Directions:
Output all the data exactly. Pictures do not belong in the copy.

Records provided:

* Begin *

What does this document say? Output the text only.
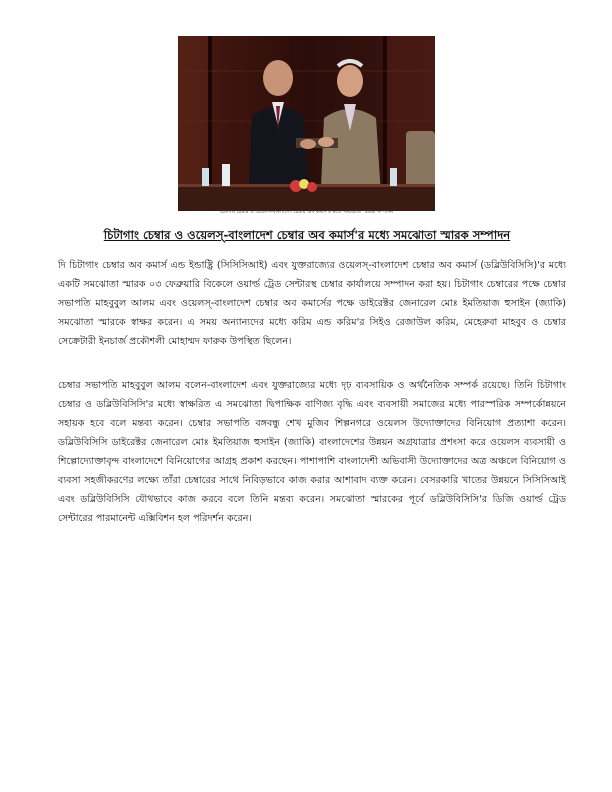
চিটাগাং চেম্বার ও ওয়েলস-বাংলাদেশ চেম্বার অব কমার্স'র মধ্যে সমঝোতা স্মারক সম্পাদন
চিটাগাং চেম্বার ও ওয়েলস্-বাংলাদেশ চেম্বার অব কমার্স'র মধ্যে সমঝোতা স্মারক সম্পাদন

দি চিটাগাং চেম্বার অব কমার্স এন্ড ইন্ডাষ্ট্রি (সিসিসিআই) এবং যুক্তরাজ্যের ওয়েলস্-বাংলাদেশ চেম্বার অব কমার্স (ডব্লিউবিসিসি)'র মধ্যে একটি সমঝোতা স্মারক ০৩ ফেব্রুয়ারি বিকেলে ওয়ার্ল্ড ট্রেড সেন্টারস্থ চেম্বার কার্যালয়ে সম্পাদন করা হয়। চিটাগাং চেম্বারের পক্ষে চেম্বার সভাপতি মাহবুবুল আলম এবং ওয়েলস্-বাংলাদেশ চেম্বার অব কমার্সের পক্ষে ডাইরেক্টর জেনারেল মোঃ ইমতিয়াজ হুসাইন (জ্যাকি) সমঝোতা স্মারকে স্বাক্ষর করেন। এ সময় অন্যান্যদের মধ্যে করিম এন্ড করিম'র সিইও রেজাউল করিম, মেহেরুবা মাহবুব ও চেম্বার সেক্রেটারী ইনচার্জ প্রকৌশলী মোহাম্মদ ফারুক উপস্থিত ছিলেন।

চেম্বার সভাপতি মাহবুবুল আলম বলেন-বাংলাদেশ এবং যুক্তরাজ্যের মধ্যে দৃঢ় ব্যবসায়িক ও অর্থনৈতিক সম্পর্ক রয়েছে। তিনি চিটাগাং চেম্বার ও ডব্লিউবিসিসি'র মধ্যে স্বাক্ষরিত এ সমঝোতা দ্বিপাক্ষিক বাণিজ্য বৃদ্ধি এবং ব্যবসায়ী সমাজের মধ্যে পারস্পরিক সম্পর্কোন্নয়নে সহায়ক হবে বলে মন্তব্য করেন। চেম্বার সভাপতি বঙ্গবন্ধু শেখ মুজিব শিল্পনগরে ওয়েলস উদ্যোক্তাদের বিনিয়োগ প্রত্যাশা করেন। ডব্লিউবিসিসি ডাইরেক্টর জেনারেল মোঃ ইমতিয়াজ হুসাইন (জ্যাকি) বাংলাদেশের উন্নয়ন অগ্রযাত্রার প্রশংসা করে ওয়েলস ব্যবসায়ী ও শিল্পোদ্যোক্তাবৃন্দ বাংলাদেশে বিনিয়োগের আগ্রহ প্রকাশ করছেন। পাশাপাশি বাংলাদেশী অভিবাসী উদ্যোক্তাদের অত্র অঞ্চলে বিনিয়োগ ও ব্যবসা সহজীকরণের লক্ষ্যে তাঁরা চেম্বারের সাথে নিবিড়ভাবে কাজ করার আশাবাদ ব্যক্ত করেন। বেসরকারি খাতের উন্নয়নে সিসিসিআই এবং ডব্লিউবিসিসি যৌথভাবে কাজ করবে বলে তিনি মন্তব্য করেন। সমঝোতা স্মারকের পূর্বে ডব্লিউবিসিসি'র ডিজি ওয়ার্ল্ড ট্রেড সেন্টারের পারমানেন্ট এক্সিবিশন হল পরিদর্শন করেন।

* End *

Task output:
What does this document say? Output the text only.
চিটাগাং চেম্বার ও ওয়েলস-বাংলাদেশ চেম্বার অব কমার্স'র মধ্যে সমঝোতা স্মারক সম্পাদন
চিটাগাং চেম্বার ও ওয়েলস্-বাংলাদেশ চেম্বার অব কমার্স'র মধ্যে সমঝোতা স্মারক সম্পাদন

দি চিটাগাং চেম্বার অব কমার্স এন্ড ইন্ডাষ্ট্রি (সিসিসিআই) এবং যুক্তরাজ্যের ওয়েলস্-বাংলাদেশ চেম্বার অব কমার্স (ডব্লিউবিসিসি)'র মধ্যে একটি সমঝোতা স্মারক ০৩ ফেব্রুয়ারি বিকেলে ওয়ার্ল্ড ট্রেড সেন্টারস্থ চেম্বার কার্যালয়ে সম্পাদন করা হয়। চিটাগাং চেম্বারের পক্ষে চেম্বার সভাপতি মাহবুবুল আলম এবং ওয়েলস্-বাংলাদেশ চেম্বার অব কমার্সের পক্ষে ডাইরেক্টর জেনারেল মোঃ ইমতিয়াজ হুসাইন (জ্যাকি) সমঝোতা স্মারকে স্বাক্ষর করেন। এ সময় অন্যান্যদের মধ্যে করিম এন্ড করিম'র সিইও রেজাউল করিম, মেহেরুবা মাহবুব ও চেম্বার সেক্রেটারী ইনচার্জ প্রকৌশলী মোহাম্মদ ফারুক উপস্থিত ছিলেন।

চেম্বার সভাপতি মাহবুবুল আলম বলেন-বাংলাদেশ এবং যুক্তরাজ্যের মধ্যে দৃঢ় ব্যবসায়িক ও অর্থনৈতিক সম্পর্ক রয়েছে। তিনি চিটাগাং চেম্বার ও ডব্লিউবিসিসি'র মধ্যে স্বাক্ষরিত এ সমঝোতা দ্বিপাক্ষিক বাণিজ্য বৃদ্ধি এবং ব্যবসায়ী সমাজের মধ্যে পারস্পরিক সম্পর্কোন্নয়নে সহায়ক হবে বলে মন্তব্য করেন। চেম্বার সভাপতি বঙ্গবন্ধু শেখ মুজিব শিল্পনগরে ওয়েলস উদ্যোক্তাদের বিনিয়োগ প্রত্যাশা করেন। ডব্লিউবিসিসি ডাইরেক্টর জেনারেল মোঃ ইমতিয়াজ হুসাইন (জ্যাকি) বাংলাদেশের উন্নয়ন অগ্রযাত্রার প্রশংসা করে ওয়েলস ব্যবসায়ী ও শিল্পোদ্যোক্তাবৃন্দ বাংলাদেশে বিনিয়োগের আগ্রহ প্রকাশ করছেন। পাশাপাশি বাংলাদেশী অভিবাসী উদ্যোক্তাদের অত্র অঞ্চলে বিনিয়োগ ও ব্যবসা সহজীকরণের লক্ষ্যে তাঁরা চেম্বারের সাথে নিবিড়ভাবে কাজ করার আশাবাদ ব্যক্ত করেন। বেসরকারি খাতের উন্নয়নে সিসিসিআই এবং ডব্লিউবিসিসি যৌথভাবে কাজ করবে বলে তিনি মন্তব্য করেন। সমঝোতা স্মারকের পূর্বে ডব্লিউবিসিসি'র ডিজি ওয়ার্ল্ড ট্রেড সেন্টারের পারমানেন্ট এক্সিবিশন হল পরিদর্শন করেন।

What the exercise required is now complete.